Supplied data:

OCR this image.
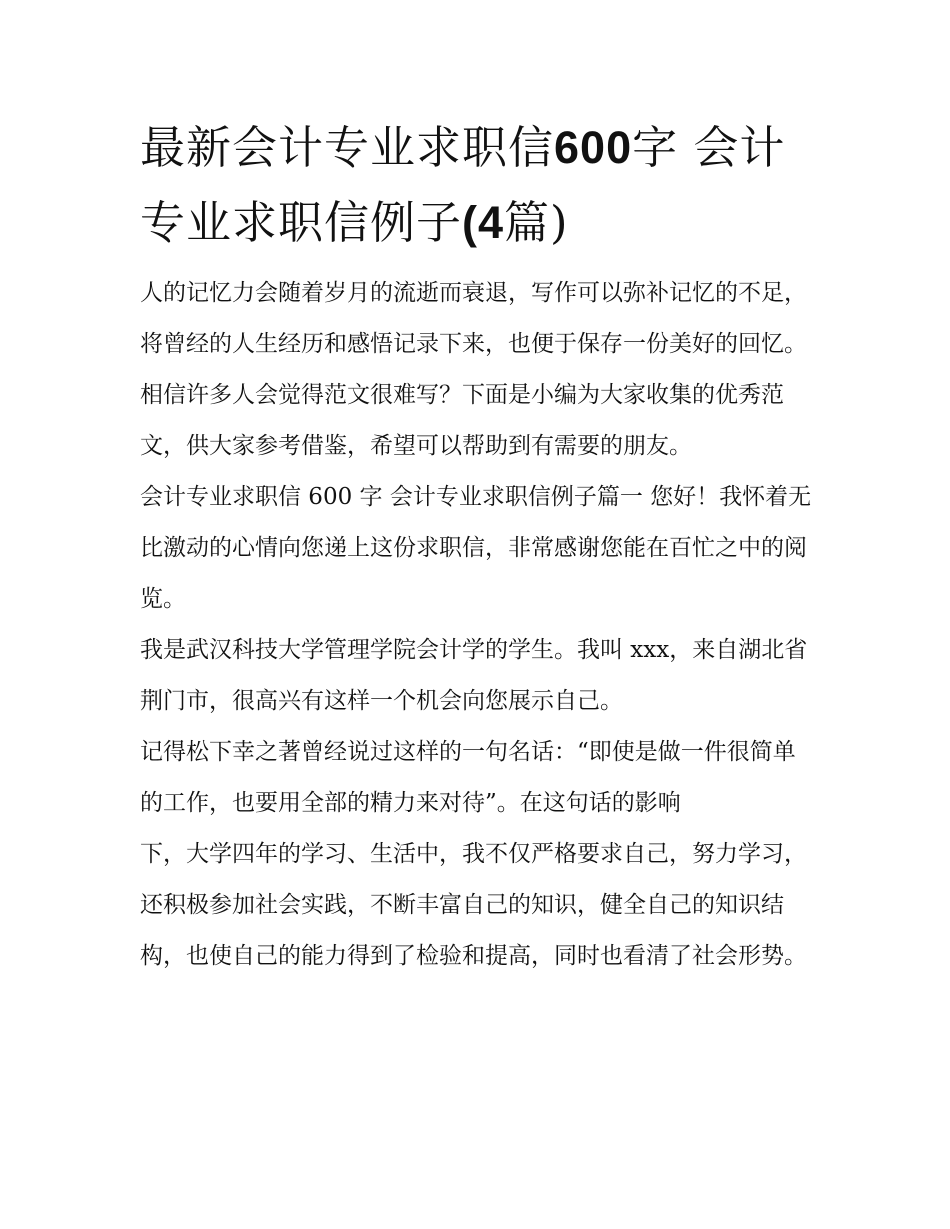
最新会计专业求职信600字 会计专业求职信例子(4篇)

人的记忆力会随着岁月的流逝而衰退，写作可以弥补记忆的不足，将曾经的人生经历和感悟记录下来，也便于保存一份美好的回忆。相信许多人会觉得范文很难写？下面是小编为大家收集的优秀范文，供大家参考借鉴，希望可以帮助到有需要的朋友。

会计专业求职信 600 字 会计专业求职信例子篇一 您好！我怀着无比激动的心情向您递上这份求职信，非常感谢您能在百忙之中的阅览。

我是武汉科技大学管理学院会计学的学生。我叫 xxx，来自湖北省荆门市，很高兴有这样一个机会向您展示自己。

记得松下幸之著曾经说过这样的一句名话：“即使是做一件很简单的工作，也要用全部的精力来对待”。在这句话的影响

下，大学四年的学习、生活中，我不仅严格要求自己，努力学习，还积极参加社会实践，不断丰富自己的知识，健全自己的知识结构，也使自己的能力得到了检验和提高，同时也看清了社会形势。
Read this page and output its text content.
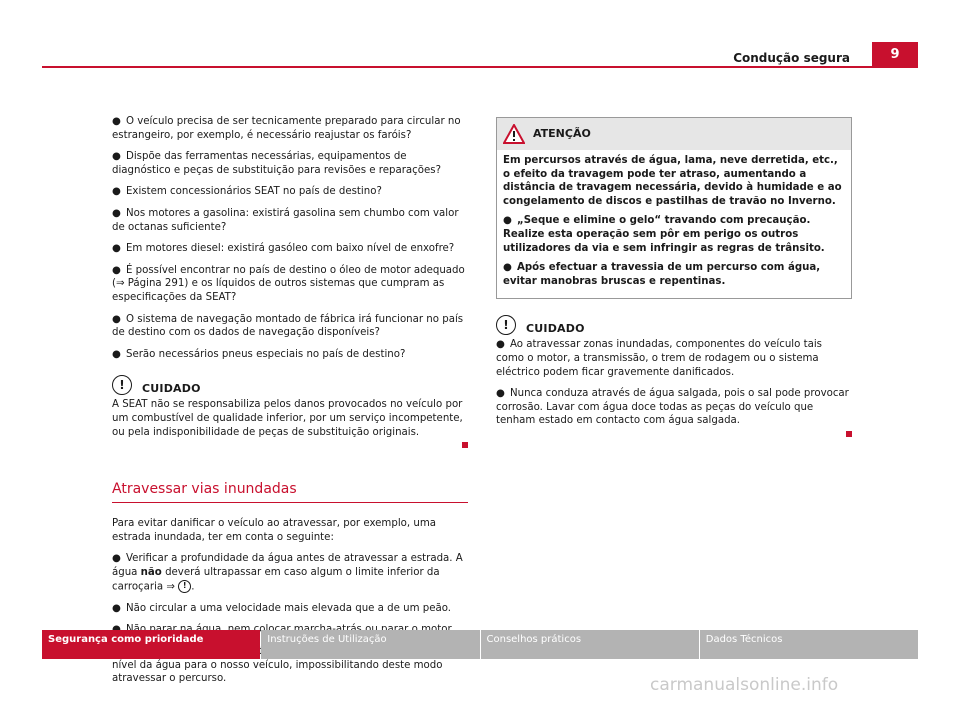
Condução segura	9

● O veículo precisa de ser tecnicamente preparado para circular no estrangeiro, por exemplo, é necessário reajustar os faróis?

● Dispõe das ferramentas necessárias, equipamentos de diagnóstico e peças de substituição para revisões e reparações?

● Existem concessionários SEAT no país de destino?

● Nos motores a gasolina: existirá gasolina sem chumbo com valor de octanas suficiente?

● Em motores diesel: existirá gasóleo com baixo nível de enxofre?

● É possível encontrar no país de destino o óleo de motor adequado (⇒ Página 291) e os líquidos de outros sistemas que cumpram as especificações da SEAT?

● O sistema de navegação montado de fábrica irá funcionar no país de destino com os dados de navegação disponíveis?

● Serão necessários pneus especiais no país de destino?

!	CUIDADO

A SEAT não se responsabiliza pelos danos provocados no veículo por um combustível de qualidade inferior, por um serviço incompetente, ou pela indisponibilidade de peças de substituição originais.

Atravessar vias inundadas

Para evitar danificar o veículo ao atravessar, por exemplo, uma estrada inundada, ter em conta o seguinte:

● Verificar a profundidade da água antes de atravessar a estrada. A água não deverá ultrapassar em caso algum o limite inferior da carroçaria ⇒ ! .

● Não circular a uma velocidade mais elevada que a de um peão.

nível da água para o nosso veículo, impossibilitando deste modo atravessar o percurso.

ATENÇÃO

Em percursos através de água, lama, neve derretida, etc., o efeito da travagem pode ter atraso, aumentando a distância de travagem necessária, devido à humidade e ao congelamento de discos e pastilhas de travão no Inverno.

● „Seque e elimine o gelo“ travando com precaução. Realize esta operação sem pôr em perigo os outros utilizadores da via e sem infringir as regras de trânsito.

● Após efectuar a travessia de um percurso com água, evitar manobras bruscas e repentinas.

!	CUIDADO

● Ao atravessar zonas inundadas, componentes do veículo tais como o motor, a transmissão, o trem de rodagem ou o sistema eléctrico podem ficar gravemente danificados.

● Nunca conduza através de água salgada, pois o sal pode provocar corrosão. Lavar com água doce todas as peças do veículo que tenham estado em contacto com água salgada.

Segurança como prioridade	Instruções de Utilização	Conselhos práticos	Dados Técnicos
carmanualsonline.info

Given request:
All the records need to be repeated exactly, with the images dropped.

Finished task:
OCR this image.
最新会计专业求职信600字 会计专业求职信例子(4篇)

人的记忆力会随着岁月的流逝而衰退，写作可以弥补记忆的不足，将曾经的人生经历和感悟记录下来，也便于保存一份美好的回忆。相信许多人会觉得范文很难写？下面是小编为大家收集的优秀范文，供大家参考借鉴，希望可以帮助到有需要的朋友。

会计专业求职信 600 字 会计专业求职信例子篇一 您好！我怀着无比激动的心情向您递上这份求职信，非常感谢您能在百忙之中的阅览。

我是武汉科技大学管理学院会计学的学生。我叫 xxx，来自湖北省荆门市，很高兴有这样一个机会向您展示自己。

记得松下幸之著曾经说过这样的一句名话：“即使是做一件很简单的工作，也要用全部的精力来对待”。在这句话的影响

下，大学四年的学习、生活中，我不仅严格要求自己，努力学习，还积极参加社会实践，不断丰富自己的知识，健全自己的知识结构，也使自己的能力得到了检验和提高，同时也看清了社会形势。
Read this page and output its text content.
Condução segura	9

● O veículo precisa de ser tecnicamente preparado para circular no estrangeiro, por exemplo, é necessário reajustar os faróis?

● Dispõe das ferramentas necessárias, equipamentos de diagnóstico e peças de substituição para revisões e reparações?

● Existem concessionários SEAT no país de destino?

● Nos motores a gasolina: existirá gasolina sem chumbo com valor de octanas suficiente?

● Em motores diesel: existirá gasóleo com baixo nível de enxofre?

● É possível encontrar no país de destino o óleo de motor adequado (⇒ Página 291) e os líquidos de outros sistemas que cumpram as especificações da SEAT?

● O sistema de navegação montado de fábrica irá funcionar no país de destino com os dados de navegação disponíveis?

● Serão necessários pneus especiais no país de destino?

!	CUIDADO

A SEAT não se responsabiliza pelos danos provocados no veículo por um combustível de qualidade inferior, por um serviço incompetente, ou pela indisponibilidade de peças de substituição originais.

Atravessar vias inundadas

Para evitar danificar o veículo ao atravessar, por exemplo, uma estrada inundada, ter em conta o seguinte:

● Verificar a profundidade da água antes de atravessar a estrada. A água não deverá ultrapassar em caso algum o limite inferior da carroçaria ⇒ ! .

● Não circular a uma velocidade mais elevada que a de um peão.

nível da água para o nosso veículo, impossibilitando deste modo atravessar o percurso.

ATENÇÃO

Em percursos através de água, lama, neve derretida, etc., o efeito da travagem pode ter atraso, aumentando a distância de travagem necessária, devido à humidade e ao congelamento de discos e pastilhas de travão no Inverno.

● „Seque e elimine o gelo“ travando com precaução. Realize esta operação sem pôr em perigo os outros utilizadores da via e sem infringir as regras de trânsito.

● Após efectuar a travessia de um percurso com água, evitar manobras bruscas e repentinas.

!	CUIDADO

● Ao atravessar zonas inundadas, componentes do veículo tais como o motor, a transmissão, o trem de rodagem ou o sistema eléctrico podem ficar gravemente danificados.

● Nunca conduza através de água salgada, pois o sal pode provocar corrosão. Lavar com água doce todas as peças do veículo que tenham estado em contacto com água salgada.

Segurança como prioridade	Instruções de Utilização	Conselhos práticos	Dados Técnicos
carmanualsonline.info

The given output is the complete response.